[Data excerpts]
- - - -
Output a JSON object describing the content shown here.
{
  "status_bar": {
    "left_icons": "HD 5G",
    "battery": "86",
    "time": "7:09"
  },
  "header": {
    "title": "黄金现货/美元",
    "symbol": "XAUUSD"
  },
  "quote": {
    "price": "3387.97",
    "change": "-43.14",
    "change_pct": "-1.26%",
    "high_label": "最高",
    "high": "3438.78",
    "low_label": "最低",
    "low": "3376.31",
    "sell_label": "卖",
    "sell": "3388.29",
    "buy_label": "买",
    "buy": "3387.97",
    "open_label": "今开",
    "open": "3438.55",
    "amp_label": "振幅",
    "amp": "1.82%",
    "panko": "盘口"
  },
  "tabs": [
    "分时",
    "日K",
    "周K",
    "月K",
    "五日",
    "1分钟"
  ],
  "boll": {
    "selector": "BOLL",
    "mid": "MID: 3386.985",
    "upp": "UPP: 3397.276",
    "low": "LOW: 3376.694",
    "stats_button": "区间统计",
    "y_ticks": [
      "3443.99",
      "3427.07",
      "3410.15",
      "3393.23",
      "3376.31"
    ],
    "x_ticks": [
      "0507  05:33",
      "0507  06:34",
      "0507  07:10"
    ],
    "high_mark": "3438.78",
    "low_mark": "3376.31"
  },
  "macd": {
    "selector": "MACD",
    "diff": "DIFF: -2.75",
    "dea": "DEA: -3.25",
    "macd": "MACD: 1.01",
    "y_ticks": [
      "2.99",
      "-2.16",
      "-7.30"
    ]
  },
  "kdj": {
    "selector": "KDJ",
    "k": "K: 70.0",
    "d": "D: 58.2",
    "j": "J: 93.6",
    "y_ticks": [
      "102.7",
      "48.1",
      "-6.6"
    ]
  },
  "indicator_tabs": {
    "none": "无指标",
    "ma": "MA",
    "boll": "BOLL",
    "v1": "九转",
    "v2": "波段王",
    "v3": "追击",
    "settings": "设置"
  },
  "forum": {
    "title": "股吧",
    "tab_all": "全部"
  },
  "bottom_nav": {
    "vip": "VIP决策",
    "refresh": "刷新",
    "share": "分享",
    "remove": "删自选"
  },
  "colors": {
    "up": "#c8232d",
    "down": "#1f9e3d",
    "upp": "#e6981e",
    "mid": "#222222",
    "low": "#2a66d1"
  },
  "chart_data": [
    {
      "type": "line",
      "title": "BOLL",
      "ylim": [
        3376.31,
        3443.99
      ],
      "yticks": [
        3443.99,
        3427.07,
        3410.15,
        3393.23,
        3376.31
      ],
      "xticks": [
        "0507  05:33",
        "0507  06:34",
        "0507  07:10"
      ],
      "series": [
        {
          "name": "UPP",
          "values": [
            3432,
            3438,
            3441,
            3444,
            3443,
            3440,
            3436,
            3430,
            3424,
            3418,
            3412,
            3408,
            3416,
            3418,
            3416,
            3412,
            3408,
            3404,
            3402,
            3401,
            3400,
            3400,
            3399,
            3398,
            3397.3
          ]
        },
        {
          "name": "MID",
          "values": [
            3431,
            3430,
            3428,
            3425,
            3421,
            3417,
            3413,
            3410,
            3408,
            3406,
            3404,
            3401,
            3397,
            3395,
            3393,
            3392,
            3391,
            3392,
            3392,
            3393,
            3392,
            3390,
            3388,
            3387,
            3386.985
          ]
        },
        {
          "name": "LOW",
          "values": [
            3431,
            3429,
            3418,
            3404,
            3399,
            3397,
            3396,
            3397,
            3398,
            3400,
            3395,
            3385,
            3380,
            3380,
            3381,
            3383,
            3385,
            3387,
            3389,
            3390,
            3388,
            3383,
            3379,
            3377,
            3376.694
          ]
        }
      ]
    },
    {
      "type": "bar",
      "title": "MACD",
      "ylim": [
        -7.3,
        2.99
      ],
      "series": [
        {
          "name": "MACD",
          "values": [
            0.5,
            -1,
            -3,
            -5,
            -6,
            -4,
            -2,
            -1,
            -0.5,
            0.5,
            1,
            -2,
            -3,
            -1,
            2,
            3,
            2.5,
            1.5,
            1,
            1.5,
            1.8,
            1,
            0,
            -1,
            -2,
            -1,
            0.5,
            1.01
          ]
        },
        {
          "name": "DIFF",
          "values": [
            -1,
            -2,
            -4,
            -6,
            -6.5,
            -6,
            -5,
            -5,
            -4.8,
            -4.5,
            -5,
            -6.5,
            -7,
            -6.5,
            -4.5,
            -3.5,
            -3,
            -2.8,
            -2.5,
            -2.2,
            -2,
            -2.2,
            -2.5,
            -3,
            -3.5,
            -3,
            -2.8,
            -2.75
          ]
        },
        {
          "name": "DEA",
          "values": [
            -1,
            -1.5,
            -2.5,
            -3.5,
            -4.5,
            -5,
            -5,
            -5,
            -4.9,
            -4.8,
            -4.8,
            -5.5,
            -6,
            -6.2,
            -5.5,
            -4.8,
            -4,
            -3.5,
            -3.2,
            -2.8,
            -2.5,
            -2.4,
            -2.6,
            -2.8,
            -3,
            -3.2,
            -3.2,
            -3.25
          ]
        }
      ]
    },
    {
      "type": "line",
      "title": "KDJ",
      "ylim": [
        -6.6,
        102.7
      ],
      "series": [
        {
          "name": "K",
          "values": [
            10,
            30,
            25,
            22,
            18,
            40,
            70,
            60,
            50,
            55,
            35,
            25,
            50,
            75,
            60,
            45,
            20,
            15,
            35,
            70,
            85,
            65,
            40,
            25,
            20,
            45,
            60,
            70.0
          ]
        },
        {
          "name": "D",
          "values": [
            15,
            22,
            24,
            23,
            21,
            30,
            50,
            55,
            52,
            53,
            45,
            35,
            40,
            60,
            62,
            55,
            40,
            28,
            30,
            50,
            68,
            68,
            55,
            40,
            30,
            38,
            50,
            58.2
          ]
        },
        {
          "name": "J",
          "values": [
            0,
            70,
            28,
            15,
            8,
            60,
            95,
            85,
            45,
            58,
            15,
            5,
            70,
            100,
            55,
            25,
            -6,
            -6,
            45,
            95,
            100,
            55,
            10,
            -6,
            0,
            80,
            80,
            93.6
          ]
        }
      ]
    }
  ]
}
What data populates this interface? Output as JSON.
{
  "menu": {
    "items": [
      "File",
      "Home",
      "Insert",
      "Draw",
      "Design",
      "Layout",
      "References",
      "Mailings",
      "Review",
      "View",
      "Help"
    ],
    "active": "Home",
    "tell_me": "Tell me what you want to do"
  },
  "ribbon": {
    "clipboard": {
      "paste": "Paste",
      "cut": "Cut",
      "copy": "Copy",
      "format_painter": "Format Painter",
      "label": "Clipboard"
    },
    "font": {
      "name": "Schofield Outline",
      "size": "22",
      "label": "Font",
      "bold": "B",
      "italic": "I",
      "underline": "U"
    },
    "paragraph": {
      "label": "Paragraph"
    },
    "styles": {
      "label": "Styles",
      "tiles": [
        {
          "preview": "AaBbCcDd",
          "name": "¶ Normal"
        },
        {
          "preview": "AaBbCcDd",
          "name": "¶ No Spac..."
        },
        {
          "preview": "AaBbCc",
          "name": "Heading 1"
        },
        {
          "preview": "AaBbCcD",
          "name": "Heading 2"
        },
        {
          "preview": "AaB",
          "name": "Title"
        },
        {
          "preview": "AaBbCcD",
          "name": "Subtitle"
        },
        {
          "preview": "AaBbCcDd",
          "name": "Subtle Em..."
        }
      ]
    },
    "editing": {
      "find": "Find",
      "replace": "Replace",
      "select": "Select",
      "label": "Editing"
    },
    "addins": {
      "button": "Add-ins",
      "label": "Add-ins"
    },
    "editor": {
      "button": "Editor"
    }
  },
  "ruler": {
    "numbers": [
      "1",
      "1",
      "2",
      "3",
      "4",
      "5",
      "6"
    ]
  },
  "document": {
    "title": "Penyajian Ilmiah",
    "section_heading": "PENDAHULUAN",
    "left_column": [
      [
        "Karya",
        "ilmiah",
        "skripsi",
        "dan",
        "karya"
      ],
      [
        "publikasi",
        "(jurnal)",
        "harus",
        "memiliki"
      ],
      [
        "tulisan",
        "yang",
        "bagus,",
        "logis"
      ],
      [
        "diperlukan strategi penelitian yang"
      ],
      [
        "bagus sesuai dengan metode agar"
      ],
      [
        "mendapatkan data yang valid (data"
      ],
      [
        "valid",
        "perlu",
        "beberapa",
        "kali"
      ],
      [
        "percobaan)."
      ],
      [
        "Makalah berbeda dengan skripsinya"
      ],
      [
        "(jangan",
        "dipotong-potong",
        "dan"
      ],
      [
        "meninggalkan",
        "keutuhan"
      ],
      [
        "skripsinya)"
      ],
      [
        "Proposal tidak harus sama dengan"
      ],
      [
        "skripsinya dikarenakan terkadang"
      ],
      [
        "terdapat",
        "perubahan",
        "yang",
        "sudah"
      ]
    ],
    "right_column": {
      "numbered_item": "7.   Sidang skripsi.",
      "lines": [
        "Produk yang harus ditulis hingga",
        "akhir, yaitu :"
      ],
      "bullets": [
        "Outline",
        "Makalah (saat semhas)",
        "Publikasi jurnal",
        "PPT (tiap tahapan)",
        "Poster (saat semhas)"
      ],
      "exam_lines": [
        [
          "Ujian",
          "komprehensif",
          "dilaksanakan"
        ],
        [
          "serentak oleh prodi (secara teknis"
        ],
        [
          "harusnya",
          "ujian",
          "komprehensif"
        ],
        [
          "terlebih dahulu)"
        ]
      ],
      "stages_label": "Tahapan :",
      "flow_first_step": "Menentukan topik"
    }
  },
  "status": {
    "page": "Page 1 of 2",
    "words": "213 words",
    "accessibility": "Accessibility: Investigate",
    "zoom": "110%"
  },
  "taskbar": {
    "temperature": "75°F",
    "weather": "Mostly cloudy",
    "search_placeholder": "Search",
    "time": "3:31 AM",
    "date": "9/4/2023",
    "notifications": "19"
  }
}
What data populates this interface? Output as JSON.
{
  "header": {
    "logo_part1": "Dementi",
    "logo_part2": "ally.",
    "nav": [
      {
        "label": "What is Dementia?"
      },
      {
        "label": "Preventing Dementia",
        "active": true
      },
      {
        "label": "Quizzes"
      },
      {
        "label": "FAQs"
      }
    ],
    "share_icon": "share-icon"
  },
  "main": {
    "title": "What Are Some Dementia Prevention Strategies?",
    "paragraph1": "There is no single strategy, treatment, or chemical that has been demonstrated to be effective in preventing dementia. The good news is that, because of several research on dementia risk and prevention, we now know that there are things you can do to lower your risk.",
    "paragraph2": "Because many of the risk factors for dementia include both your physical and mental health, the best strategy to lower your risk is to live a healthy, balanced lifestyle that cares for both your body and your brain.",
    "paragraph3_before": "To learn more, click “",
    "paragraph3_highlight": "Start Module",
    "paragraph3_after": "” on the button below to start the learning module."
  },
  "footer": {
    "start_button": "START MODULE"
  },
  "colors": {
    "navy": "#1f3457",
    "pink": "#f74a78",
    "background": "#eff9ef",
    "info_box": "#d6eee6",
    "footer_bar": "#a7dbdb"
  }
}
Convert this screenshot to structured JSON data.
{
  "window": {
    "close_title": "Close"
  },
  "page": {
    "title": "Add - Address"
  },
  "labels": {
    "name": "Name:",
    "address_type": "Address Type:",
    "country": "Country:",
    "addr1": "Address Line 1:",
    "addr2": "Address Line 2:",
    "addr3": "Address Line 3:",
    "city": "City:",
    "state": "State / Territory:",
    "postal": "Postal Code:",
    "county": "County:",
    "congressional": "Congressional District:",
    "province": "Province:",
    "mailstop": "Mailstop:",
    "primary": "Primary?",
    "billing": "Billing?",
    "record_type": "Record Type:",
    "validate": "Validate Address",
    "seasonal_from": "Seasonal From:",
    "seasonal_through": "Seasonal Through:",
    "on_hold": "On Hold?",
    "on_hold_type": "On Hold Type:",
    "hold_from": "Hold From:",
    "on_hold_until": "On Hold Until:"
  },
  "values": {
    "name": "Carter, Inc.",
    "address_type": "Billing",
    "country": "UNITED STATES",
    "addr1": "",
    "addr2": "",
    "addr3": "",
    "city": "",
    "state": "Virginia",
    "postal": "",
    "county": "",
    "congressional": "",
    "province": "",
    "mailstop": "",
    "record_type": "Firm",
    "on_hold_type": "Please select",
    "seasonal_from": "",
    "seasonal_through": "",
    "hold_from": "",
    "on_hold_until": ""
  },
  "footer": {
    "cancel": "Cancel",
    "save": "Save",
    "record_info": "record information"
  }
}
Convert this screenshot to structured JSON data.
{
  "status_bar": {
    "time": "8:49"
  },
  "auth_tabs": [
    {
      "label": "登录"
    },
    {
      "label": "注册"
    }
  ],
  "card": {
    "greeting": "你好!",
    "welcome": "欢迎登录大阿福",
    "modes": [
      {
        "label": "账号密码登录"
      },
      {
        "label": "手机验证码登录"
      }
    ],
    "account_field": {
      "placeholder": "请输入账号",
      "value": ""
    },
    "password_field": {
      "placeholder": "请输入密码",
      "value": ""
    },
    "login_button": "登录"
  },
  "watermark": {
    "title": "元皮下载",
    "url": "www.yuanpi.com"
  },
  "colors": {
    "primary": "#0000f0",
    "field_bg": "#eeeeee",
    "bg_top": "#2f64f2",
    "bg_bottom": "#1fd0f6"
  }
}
- - - -
● TO DO
From the material, report only how many lines include the word "bagus".

● RESPONSE FOR THIS EXERCISE
2